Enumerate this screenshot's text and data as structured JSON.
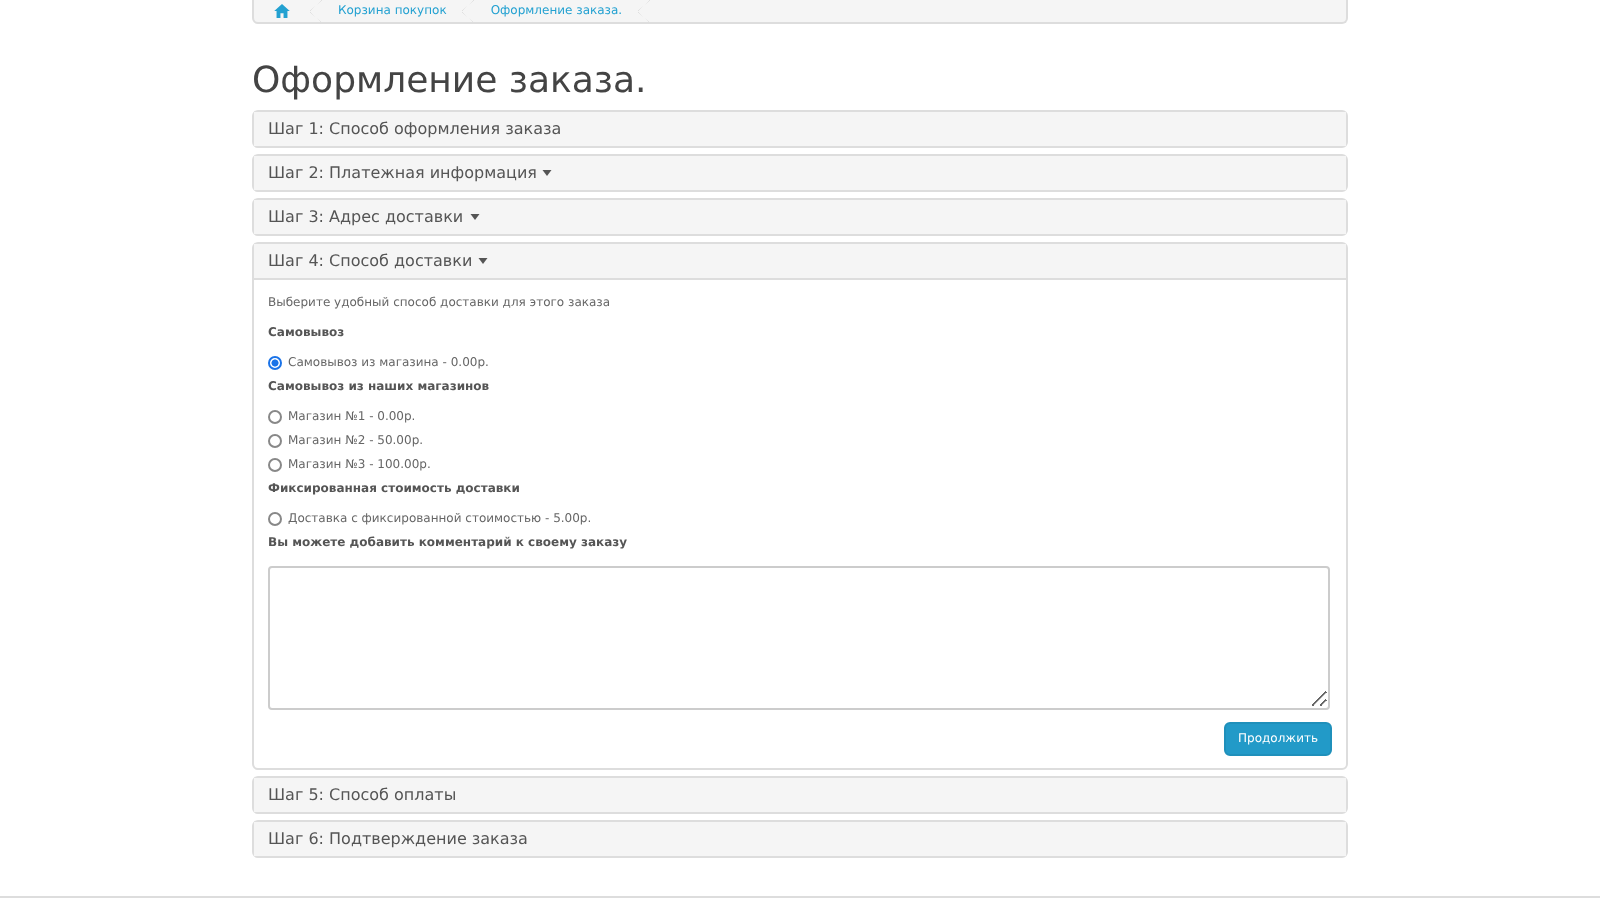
{
  "breadcrumb": [
    {
      "label": "Корзина покупок"
    },
    {
      "label": "Оформление заказа."
    }
  ],
  "title": "Оформление заказа.",
  "steps": [
    {
      "title": "Шаг 1: Способ оформления заказа",
      "caret": false,
      "expanded": false
    },
    {
      "title": "Шаг 2: Платежная информация",
      "caret": true,
      "expanded": false
    },
    {
      "title": "Шаг 3: Адрес доставки",
      "caret": true,
      "expanded": false
    },
    {
      "title": "Шаг 4: Способ доставки",
      "caret": true,
      "expanded": true,
      "intro": "Выберите удобный способ доставки для этого заказа",
      "groups": [
        {
          "heading": "Самовывоз",
          "options": [
            {
              "label": "Самовывоз из магазина - 0.00р.",
              "selected": true
            }
          ]
        },
        {
          "heading": "Самовывоз из наших магазинов",
          "options": [
            {
              "label": "Магазин №1 - 0.00р.",
              "selected": false
            },
            {
              "label": "Магазин №2 - 50.00р.",
              "selected": false
            },
            {
              "label": "Магазин №3 - 100.00р.",
              "selected": false
            }
          ]
        },
        {
          "heading": "Фиксированная стоимость доставки",
          "options": [
            {
              "label": "Доставка с фиксированной стоимостью - 5.00р.",
              "selected": false
            }
          ]
        }
      ],
      "comment_label": "Вы можете добавить комментарий к своему заказу",
      "button": "Продолжить"
    },
    {
      "title": "Шаг 5: Способ оплаты",
      "caret": false,
      "expanded": false
    },
    {
      "title": "Шаг 6: Подтверждение заказа",
      "caret": false,
      "expanded": false
    }
  ]
}
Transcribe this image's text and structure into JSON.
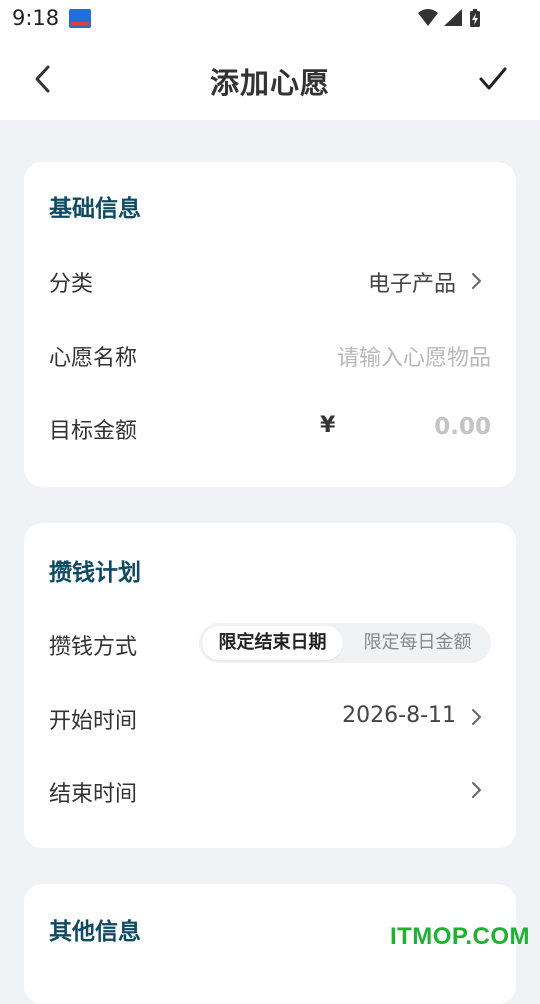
{
  "status_bar": {
    "time": "9:18",
    "icons": [
      "app-notification-icon",
      "wifi-icon",
      "signal-icon",
      "battery-charging-icon"
    ]
  },
  "header": {
    "back_icon": "chevron-left-icon",
    "title": "添加心愿",
    "confirm_icon": "checkmark-icon"
  },
  "basic_info": {
    "title": "基础信息",
    "category_label": "分类",
    "category_value": "电子产品",
    "name_label": "心愿名称",
    "name_placeholder": "请输入心愿物品",
    "amount_label": "目标金额",
    "currency": "¥",
    "amount_placeholder": "0.00"
  },
  "saving_plan": {
    "title": "攒钱计划",
    "method_label": "攒钱方式",
    "method_options": [
      "限定结束日期",
      "限定每日金额"
    ],
    "method_selected": "限定结束日期",
    "start_label": "开始时间",
    "start_value": "2026-8-11",
    "end_label": "结束时间",
    "end_value": ""
  },
  "other_info": {
    "title": "其他信息"
  },
  "watermark": "ITMOP.COM",
  "colors": {
    "section_title": "#0f4a63",
    "background": "#f1f2f6",
    "card": "#ffffff",
    "watermark": "#1db233"
  }
}
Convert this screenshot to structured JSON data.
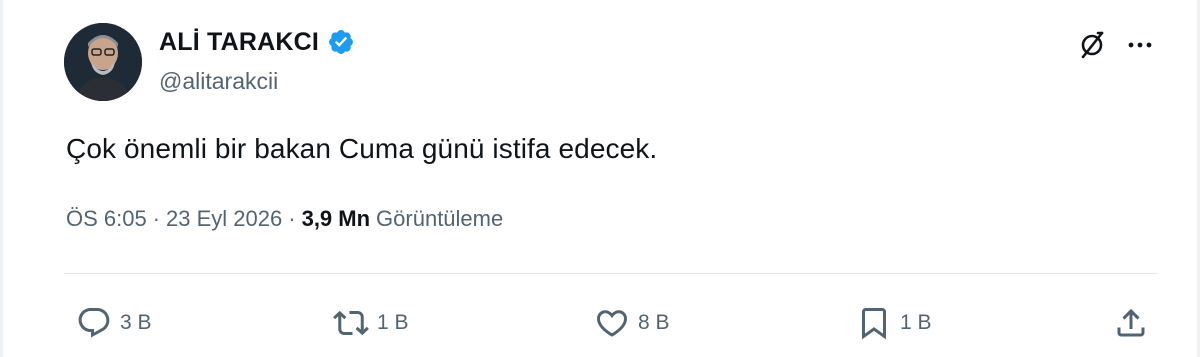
{
  "author": {
    "display_name": "ALİ TARAKCI",
    "handle": "@alitarakcii",
    "verified": true,
    "verified_color": "#1d9bf0"
  },
  "icons": {
    "grok": "grok-icon",
    "more": "more-icon",
    "reply": "reply-icon",
    "retweet": "retweet-icon",
    "like": "heart-icon",
    "bookmark": "bookmark-icon",
    "share": "share-icon"
  },
  "tweet": {
    "text": "Çok önemli bir bakan Cuma günü istifa edecek."
  },
  "meta": {
    "time": "ÖS 6:05",
    "sep1": "·",
    "date": "23 Eyl 2026",
    "sep2": "·",
    "views_count": "3,9 Mn",
    "views_label": "Görüntüleme"
  },
  "actions": {
    "replies": "3 B",
    "retweets": "1 B",
    "likes": "8 B",
    "bookmarks": "1 B"
  }
}
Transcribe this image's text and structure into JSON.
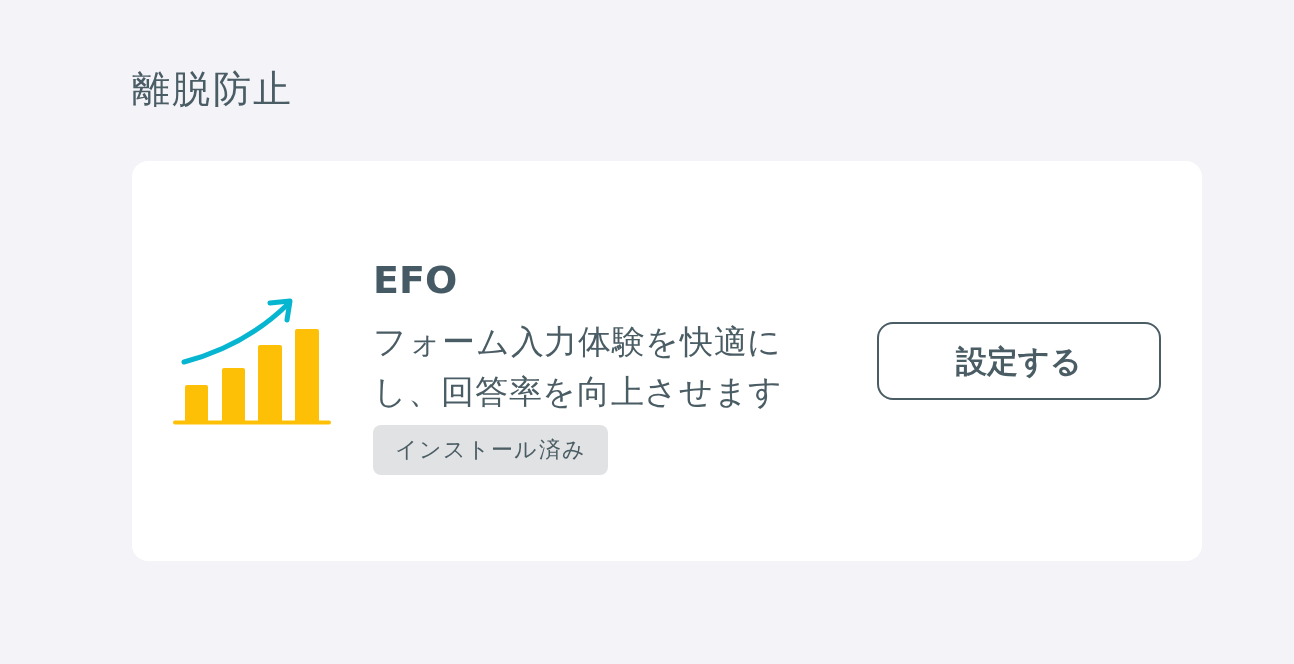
{
  "section_title": "離脱防止",
  "apps": [
    {
      "name": "EFO",
      "description": "フォーム入力体験を快適にし、回答率を向上させます",
      "badge": "インストール済み",
      "action_button": "設定する"
    }
  ]
}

++++++++++++++++++++

EXERCISE DETAILS: Generate a word-for-word copy of the preceding records, excluding all pictures.

EXERCISE RESULT:
Enumerate this screenshot's text and data as structured JSON.
{
  "breadcrumb": [
    {
      "label": "Корзина покупок"
    },
    {
      "label": "Оформление заказа."
    }
  ],
  "title": "Оформление заказа.",
  "steps": [
    {
      "title": "Шаг 1: Способ оформления заказа",
      "caret": false,
      "expanded": false
    },
    {
      "title": "Шаг 2: Платежная информация",
      "caret": true,
      "expanded": false
    },
    {
      "title": "Шаг 3: Адрес доставки",
      "caret": true,
      "expanded": false
    },
    {
      "title": "Шаг 4: Способ доставки",
      "caret": true,
      "expanded": true,
      "intro": "Выберите удобный способ доставки для этого заказа",
      "groups": [
        {
          "heading": "Самовывоз",
          "options": [
            {
              "label": "Самовывоз из магазина - 0.00р.",
              "selected": true
            }
          ]
        },
        {
          "heading": "Самовывоз из наших магазинов",
          "options": [
            {
              "label": "Магазин №1 - 0.00р.",
              "selected": false
            },
            {
              "label": "Магазин №2 - 50.00р.",
              "selected": false
            },
            {
              "label": "Магазин №3 - 100.00р.",
              "selected": false
            }
          ]
        },
        {
          "heading": "Фиксированная стоимость доставки",
          "options": [
            {
              "label": "Доставка с фиксированной стоимостью - 5.00р.",
              "selected": false
            }
          ]
        }
      ],
      "comment_label": "Вы можете добавить комментарий к своему заказу",
      "button": "Продолжить"
    },
    {
      "title": "Шаг 5: Способ оплаты",
      "caret": false,
      "expanded": false
    },
    {
      "title": "Шаг 6: Подтверждение заказа",
      "caret": false,
      "expanded": false
    }
  ]
}
Transcribe this image's text and structure into JSON.
{
  "status_bar": {
    "time": "9:18",
    "icons": [
      "app-notification-icon",
      "wifi-icon",
      "signal-icon",
      "battery-charging-icon"
    ]
  },
  "header": {
    "back_icon": "chevron-left-icon",
    "title": "添加心愿",
    "confirm_icon": "checkmark-icon"
  },
  "basic_info": {
    "title": "基础信息",
    "category_label": "分类",
    "category_value": "电子产品",
    "name_label": "心愿名称",
    "name_placeholder": "请输入心愿物品",
    "amount_label": "目标金额",
    "currency": "¥",
    "amount_placeholder": "0.00"
  },
  "saving_plan": {
    "title": "攒钱计划",
    "method_label": "攒钱方式",
    "method_options": [
      "限定结束日期",
      "限定每日金额"
    ],
    "method_selected": "限定结束日期",
    "start_label": "开始时间",
    "start_value": "2026-8-11",
    "end_label": "结束时间",
    "end_value": ""
  },
  "other_info": {
    "title": "其他信息"
  },
  "watermark": "ITMOP.COM",
  "colors": {
    "section_title": "#0f4a63",
    "background": "#f1f2f6",
    "card": "#ffffff",
    "watermark": "#1db233"
  }
}
Convert this screenshot to structured JSON data.
{
  "author": {
    "display_name": "ALİ TARAKCI",
    "handle": "@alitarakcii",
    "verified": true,
    "verified_color": "#1d9bf0"
  },
  "icons": {
    "grok": "grok-icon",
    "more": "more-icon",
    "reply": "reply-icon",
    "retweet": "retweet-icon",
    "like": "heart-icon",
    "bookmark": "bookmark-icon",
    "share": "share-icon"
  },
  "tweet": {
    "text": "Çok önemli bir bakan Cuma günü istifa edecek."
  },
  "meta": {
    "time": "ÖS 6:05",
    "sep1": "·",
    "date": "23 Eyl 2026",
    "sep2": "·",
    "views_count": "3,9 Mn",
    "views_label": "Görüntüleme"
  },
  "actions": {
    "replies": "3 B",
    "retweets": "1 B",
    "likes": "8 B",
    "bookmarks": "1 B"
  }
}
Transcribe this image's text and structure into JSON.
{
  "section_title": "離脱防止",
  "apps": [
    {
      "name": "EFO",
      "description": "フォーム入力体験を快適にし、回答率を向上させます",
      "badge": "インストール済み",
      "action_button": "設定する"
    }
  ]
}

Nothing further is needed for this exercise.